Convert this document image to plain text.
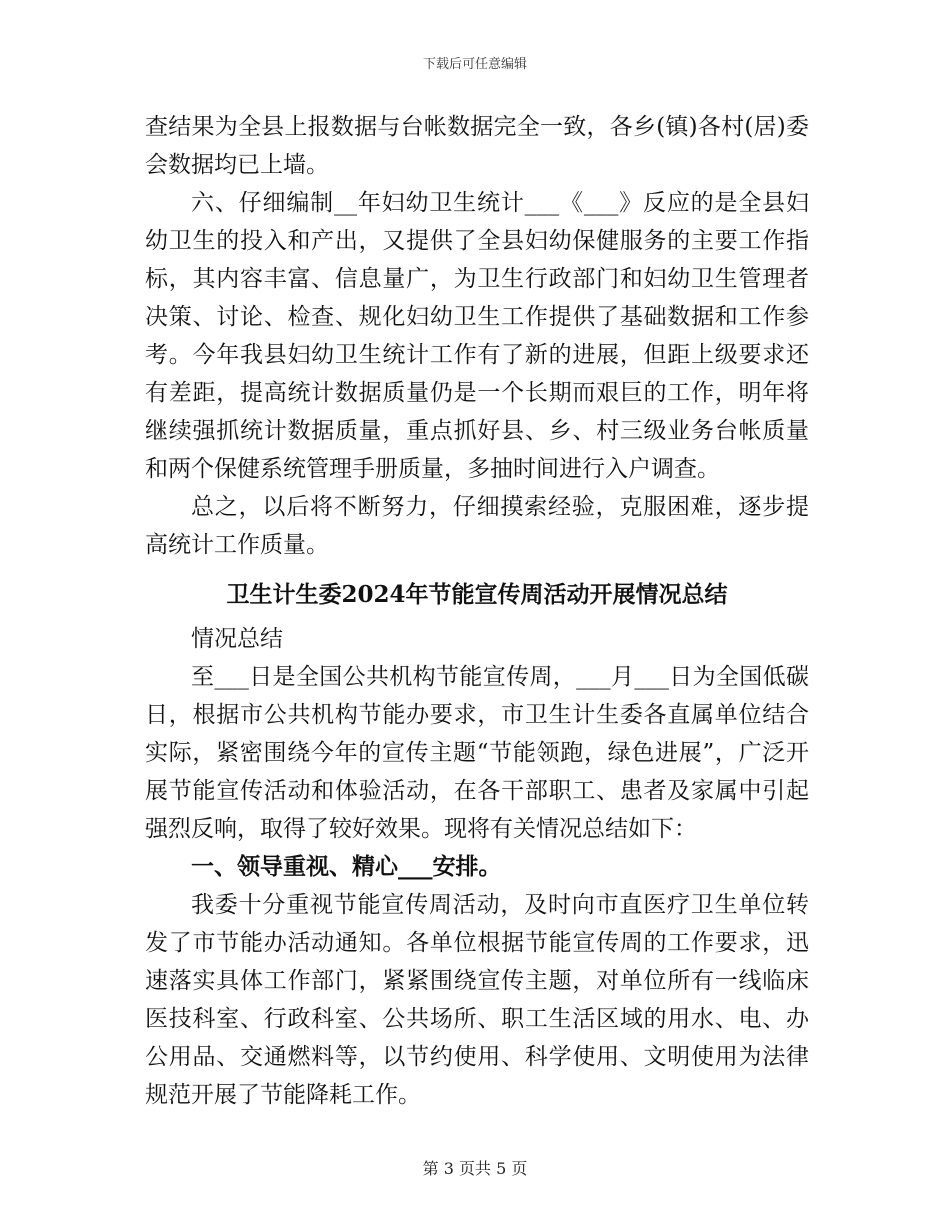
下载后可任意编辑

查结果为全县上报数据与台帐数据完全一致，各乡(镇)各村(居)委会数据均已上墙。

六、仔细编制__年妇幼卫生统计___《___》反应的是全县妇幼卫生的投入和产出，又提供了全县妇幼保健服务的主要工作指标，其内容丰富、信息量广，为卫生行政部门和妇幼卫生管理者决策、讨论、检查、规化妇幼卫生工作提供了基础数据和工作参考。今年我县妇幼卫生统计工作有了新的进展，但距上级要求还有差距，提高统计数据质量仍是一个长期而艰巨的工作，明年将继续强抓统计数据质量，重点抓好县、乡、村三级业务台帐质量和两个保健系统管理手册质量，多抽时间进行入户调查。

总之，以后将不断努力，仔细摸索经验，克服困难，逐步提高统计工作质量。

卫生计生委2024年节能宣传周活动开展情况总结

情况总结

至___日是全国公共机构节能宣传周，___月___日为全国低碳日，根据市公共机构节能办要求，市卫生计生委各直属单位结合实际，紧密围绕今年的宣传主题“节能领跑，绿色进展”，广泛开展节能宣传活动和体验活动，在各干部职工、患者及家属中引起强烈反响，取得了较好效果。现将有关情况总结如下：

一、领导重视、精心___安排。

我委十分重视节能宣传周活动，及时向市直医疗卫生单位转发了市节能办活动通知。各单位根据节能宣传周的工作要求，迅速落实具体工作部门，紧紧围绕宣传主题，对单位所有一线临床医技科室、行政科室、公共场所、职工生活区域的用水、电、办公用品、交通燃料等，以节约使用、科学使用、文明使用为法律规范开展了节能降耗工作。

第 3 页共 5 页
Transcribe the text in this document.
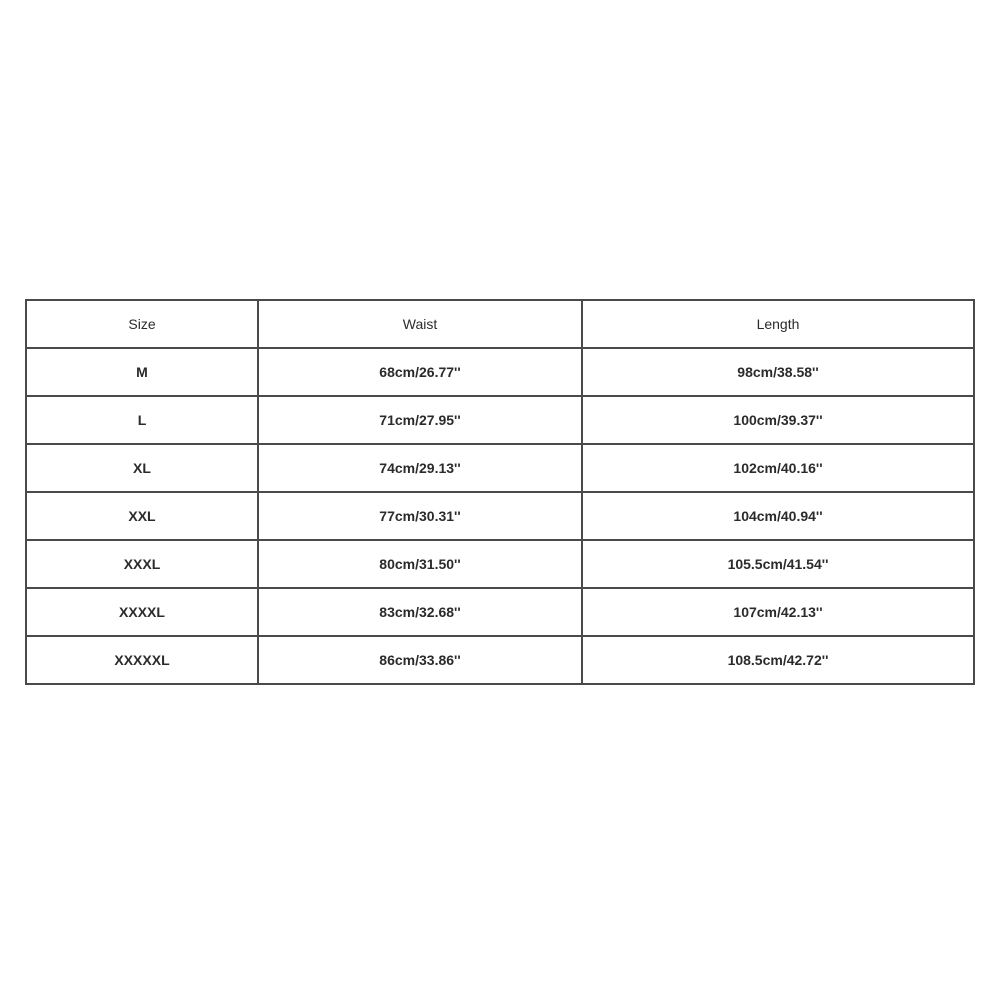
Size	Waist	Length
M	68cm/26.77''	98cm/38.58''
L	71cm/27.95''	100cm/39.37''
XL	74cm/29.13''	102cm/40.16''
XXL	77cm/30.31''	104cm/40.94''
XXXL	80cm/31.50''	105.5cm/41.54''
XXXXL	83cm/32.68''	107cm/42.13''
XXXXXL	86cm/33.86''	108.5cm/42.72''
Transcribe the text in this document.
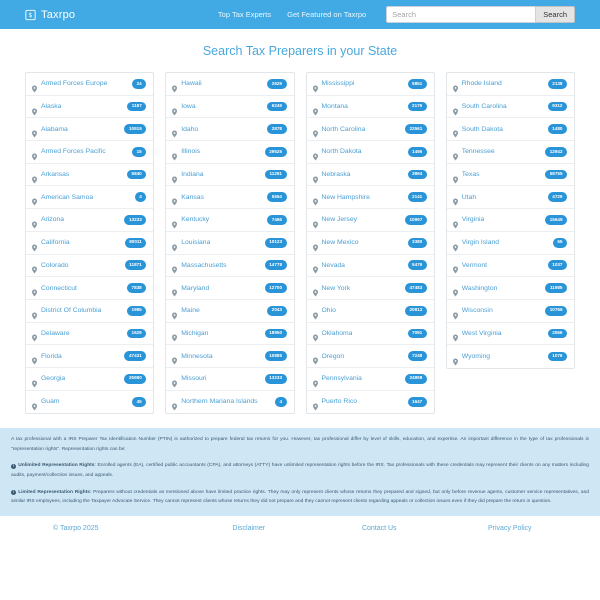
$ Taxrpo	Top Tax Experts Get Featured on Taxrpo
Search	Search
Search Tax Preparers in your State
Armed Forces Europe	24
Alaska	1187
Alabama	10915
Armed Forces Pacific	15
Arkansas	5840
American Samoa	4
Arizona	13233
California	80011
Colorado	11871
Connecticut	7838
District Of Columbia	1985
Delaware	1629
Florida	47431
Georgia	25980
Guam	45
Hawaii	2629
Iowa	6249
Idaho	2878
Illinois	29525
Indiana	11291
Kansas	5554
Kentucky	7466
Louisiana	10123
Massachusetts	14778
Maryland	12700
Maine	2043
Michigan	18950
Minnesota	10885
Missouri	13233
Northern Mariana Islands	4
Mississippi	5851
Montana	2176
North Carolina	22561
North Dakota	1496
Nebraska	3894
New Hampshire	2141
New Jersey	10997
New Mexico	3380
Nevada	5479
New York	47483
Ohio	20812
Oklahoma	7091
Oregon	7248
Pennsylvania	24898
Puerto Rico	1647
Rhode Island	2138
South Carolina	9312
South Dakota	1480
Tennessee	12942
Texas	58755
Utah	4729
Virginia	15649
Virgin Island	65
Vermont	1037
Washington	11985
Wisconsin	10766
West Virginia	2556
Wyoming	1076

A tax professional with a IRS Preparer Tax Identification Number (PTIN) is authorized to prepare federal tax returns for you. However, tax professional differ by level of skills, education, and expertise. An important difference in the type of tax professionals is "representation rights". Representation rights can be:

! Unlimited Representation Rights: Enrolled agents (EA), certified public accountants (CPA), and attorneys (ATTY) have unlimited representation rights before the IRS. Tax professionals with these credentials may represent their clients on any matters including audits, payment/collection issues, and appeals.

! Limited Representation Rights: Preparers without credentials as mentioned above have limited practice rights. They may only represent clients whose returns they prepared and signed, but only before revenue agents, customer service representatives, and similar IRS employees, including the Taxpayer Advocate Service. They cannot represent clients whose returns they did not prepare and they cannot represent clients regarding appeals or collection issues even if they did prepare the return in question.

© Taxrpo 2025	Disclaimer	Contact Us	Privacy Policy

^^^^^^^^^^^^^^^^

- Exercise aim -
Leave out the pictures and repeat everything else in the records exactly.

- Solved exercise -
Convert this document image to plain text.
下载后可任意编辑

查结果为全县上报数据与台帐数据完全一致，各乡(镇)各村(居)委会数据均已上墙。

六、仔细编制__年妇幼卫生统计___《___》反应的是全县妇幼卫生的投入和产出，又提供了全县妇幼保健服务的主要工作指标，其内容丰富、信息量广，为卫生行政部门和妇幼卫生管理者决策、讨论、检查、规化妇幼卫生工作提供了基础数据和工作参考。今年我县妇幼卫生统计工作有了新的进展，但距上级要求还有差距，提高统计数据质量仍是一个长期而艰巨的工作，明年将继续强抓统计数据质量，重点抓好县、乡、村三级业务台帐质量和两个保健系统管理手册质量，多抽时间进行入户调查。

总之，以后将不断努力，仔细摸索经验，克服困难，逐步提高统计工作质量。

卫生计生委2024年节能宣传周活动开展情况总结

情况总结

至___日是全国公共机构节能宣传周，___月___日为全国低碳日，根据市公共机构节能办要求，市卫生计生委各直属单位结合实际，紧密围绕今年的宣传主题“节能领跑，绿色进展”，广泛开展节能宣传活动和体验活动，在各干部职工、患者及家属中引起强烈反响，取得了较好效果。现将有关情况总结如下：

一、领导重视、精心___安排。

我委十分重视节能宣传周活动，及时向市直医疗卫生单位转发了市节能办活动通知。各单位根据节能宣传周的工作要求，迅速落实具体工作部门，紧紧围绕宣传主题，对单位所有一线临床医技科室、行政科室、公共场所、职工生活区域的用水、电、办公用品、交通燃料等，以节约使用、科学使用、文明使用为法律规范开展了节能降耗工作。

第 3 页共 5 页
Transcribe the text in this document.
Size	Waist	Length
M	68cm/26.77''	98cm/38.58''
L	71cm/27.95''	100cm/39.37''
XL	74cm/29.13''	102cm/40.16''
XXL	77cm/30.31''	104cm/40.94''
XXXL	80cm/31.50''	105.5cm/41.54''
XXXXL	83cm/32.68''	107cm/42.13''
XXXXXL	86cm/33.86''	108.5cm/42.72''
Transcribe the text in this document.
$ Taxrpo	Top Tax Experts Get Featured on Taxrpo
Search	Search
Search Tax Preparers in your State
Armed Forces Europe	24
Alaska	1187
Alabama	10915
Armed Forces Pacific	15
Arkansas	5840
American Samoa	4
Arizona	13233
California	80011
Colorado	11871
Connecticut	7838
District Of Columbia	1985
Delaware	1629
Florida	47431
Georgia	25980
Guam	45
Hawaii	2629
Iowa	6249
Idaho	2878
Illinois	29525
Indiana	11291
Kansas	5554
Kentucky	7466
Louisiana	10123
Massachusetts	14778
Maryland	12700
Maine	2043
Michigan	18950
Minnesota	10885
Missouri	13233
Northern Mariana Islands	4
Mississippi	5851
Montana	2176
North Carolina	22561
North Dakota	1496
Nebraska	3894
New Hampshire	2141
New Jersey	10997
New Mexico	3380
Nevada	5479
New York	47483
Ohio	20812
Oklahoma	7091
Oregon	7248
Pennsylvania	24898
Puerto Rico	1647
Rhode Island	2138
South Carolina	9312
South Dakota	1480
Tennessee	12942
Texas	58755
Utah	4729
Virginia	15649
Virgin Island	65
Vermont	1037
Washington	11985
Wisconsin	10766
West Virginia	2556
Wyoming	1076

A tax professional with a IRS Preparer Tax Identification Number (PTIN) is authorized to prepare federal tax returns for you. However, tax professional differ by level of skills, education, and expertise. An important difference in the type of tax professionals is "representation rights". Representation rights can be:

! Unlimited Representation Rights: Enrolled agents (EA), certified public accountants (CPA), and attorneys (ATTY) have unlimited representation rights before the IRS. Tax professionals with these credentials may represent their clients on any matters including audits, payment/collection issues, and appeals.

! Limited Representation Rights: Preparers without credentials as mentioned above have limited practice rights. They may only represent clients whose returns they prepared and signed, but only before revenue agents, customer service representatives, and similar IRS employees, including the Taxpayer Advocate Service. They cannot represent clients whose returns they did not prepare and they cannot represent clients regarding appeals or collection issues even if they did prepare the return in question.

© Taxrpo 2025	Disclaimer	Contact Us	Privacy Policy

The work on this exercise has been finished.